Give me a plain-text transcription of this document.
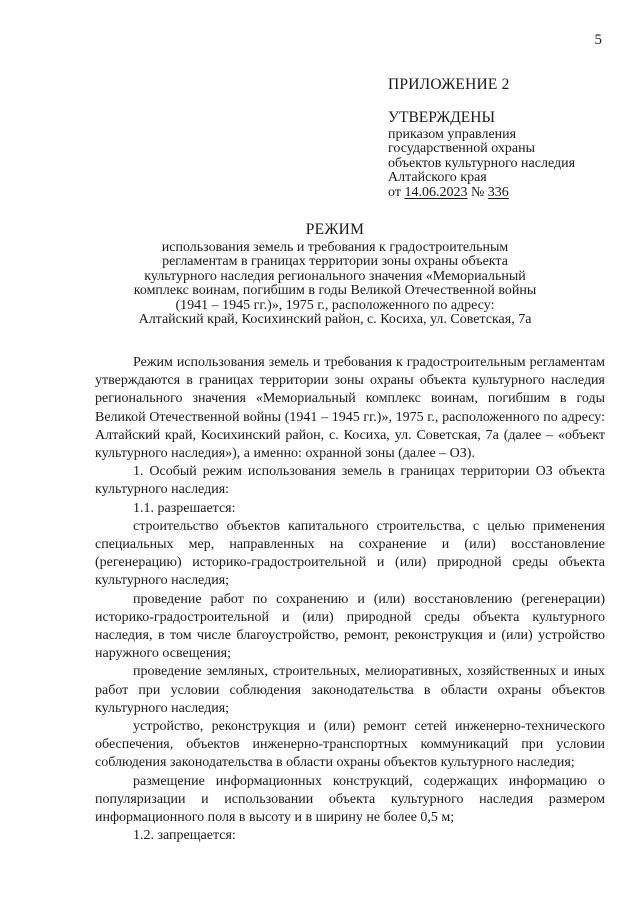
5
ПРИЛОЖЕНИЕ 2
УТВЕРЖДЕНЫ
приказом управления
государственной охраны
объектов культурного наследия
Алтайского края
от 14.06.2023 № 336
РЕЖИМ
использования земель и требования к градостроительным
регламентам в границах территории зоны охраны объекта
культурного наследия регионального значения «Мемориальный
комплекс воинам, погибшим в годы Великой Отечественной войны
(1941 – 1945 гг.)», 1975 г., расположенного по адресу:
Алтайский край, Косихинский район, с. Косиха, ул. Советская, 7а

Режим использования земель и требования к градостроительным регламентам утверждаются в границах территории зоны охраны объекта культурного наследия регионального значения «Мемориальный комплекс воинам, погибшим в годы Великой Отечественной войны (1941 – 1945 гг.)», 1975 г., расположенного по адресу: Алтайский край, Косихинский район, с. Косиха, ул. Советская, 7а (далее – «объект культурного наследия»), а именно: охранной зоны (далее – ОЗ).

1. Особый режим использования земель в границах территории ОЗ объекта культурного наследия:

1.1. разрешается:

строительство объектов капитального строительства, с целью применения специальных мер, направленных на сохранение и (или) восстановление (регенерацию) историко-градостроительной и (или) природной среды объекта культурного наследия;

проведение работ по сохранению и (или) восстановлению (регенерации) историко-градостроительной и (или) природной среды объекта культурного наследия, в том числе благоустройство, ремонт, реконструкция и (или) устройство наружного освещения;

проведение земляных, строительных, мелиоративных, хозяйственных и иных работ при условии соблюдения законодательства в области охраны объектов культурного наследия;

устройство, реконструкция и (или) ремонт сетей инженерно-технического обеспечения, объектов инженерно-транспортных коммуникаций при условии соблюдения законодательства в области охраны объектов культурного наследия;

размещение информационных конструкций, содержащих информацию о популяризации и использовании объекта культурного наследия размером информационного поля в высоту и в ширину не более 0,5 м;

1.2. запрещается:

- - -

What this task involves ▸
Pictures in the records above are left out; print everything else exactly as written.

Output of the exercise ▸
Give me a plain-text transcription of this document.
5
ПРИЛОЖЕНИЕ 2
УТВЕРЖДЕНЫ
приказом управления
государственной охраны
объектов культурного наследия
Алтайского края
от 14.06.2023 № 336
РЕЖИМ
использования земель и требования к градостроительным
регламентам в границах территории зоны охраны объекта
культурного наследия регионального значения «Мемориальный
комплекс воинам, погибшим в годы Великой Отечественной войны
(1941 – 1945 гг.)», 1975 г., расположенного по адресу:
Алтайский край, Косихинский район, с. Косиха, ул. Советская, 7а

Режим использования земель и требования к градостроительным регламентам утверждаются в границах территории зоны охраны объекта культурного наследия регионального значения «Мемориальный комплекс воинам, погибшим в годы Великой Отечественной войны (1941 – 1945 гг.)», 1975 г., расположенного по адресу: Алтайский край, Косихинский район, с. Косиха, ул. Советская, 7а (далее – «объект культурного наследия»), а именно: охранной зоны (далее – ОЗ).

1. Особый режим использования земель в границах территории ОЗ объекта культурного наследия:

1.1. разрешается:

строительство объектов капитального строительства, с целью применения специальных мер, направленных на сохранение и (или) восстановление (регенерацию) историко-градостроительной и (или) природной среды объекта культурного наследия;

проведение работ по сохранению и (или) восстановлению (регенерации) историко-градостроительной и (или) природной среды объекта культурного наследия, в том числе благоустройство, ремонт, реконструкция и (или) устройство наружного освещения;

проведение земляных, строительных, мелиоративных, хозяйственных и иных работ при условии соблюдения законодательства в области охраны объектов культурного наследия;

устройство, реконструкция и (или) ремонт сетей инженерно-технического обеспечения, объектов инженерно-транспортных коммуникаций при условии соблюдения законодательства в области охраны объектов культурного наследия;

размещение информационных конструкций, содержащих информацию о популяризации и использовании объекта культурного наследия размером информационного поля в высоту и в ширину не более 0,5 м;

1.2. запрещается:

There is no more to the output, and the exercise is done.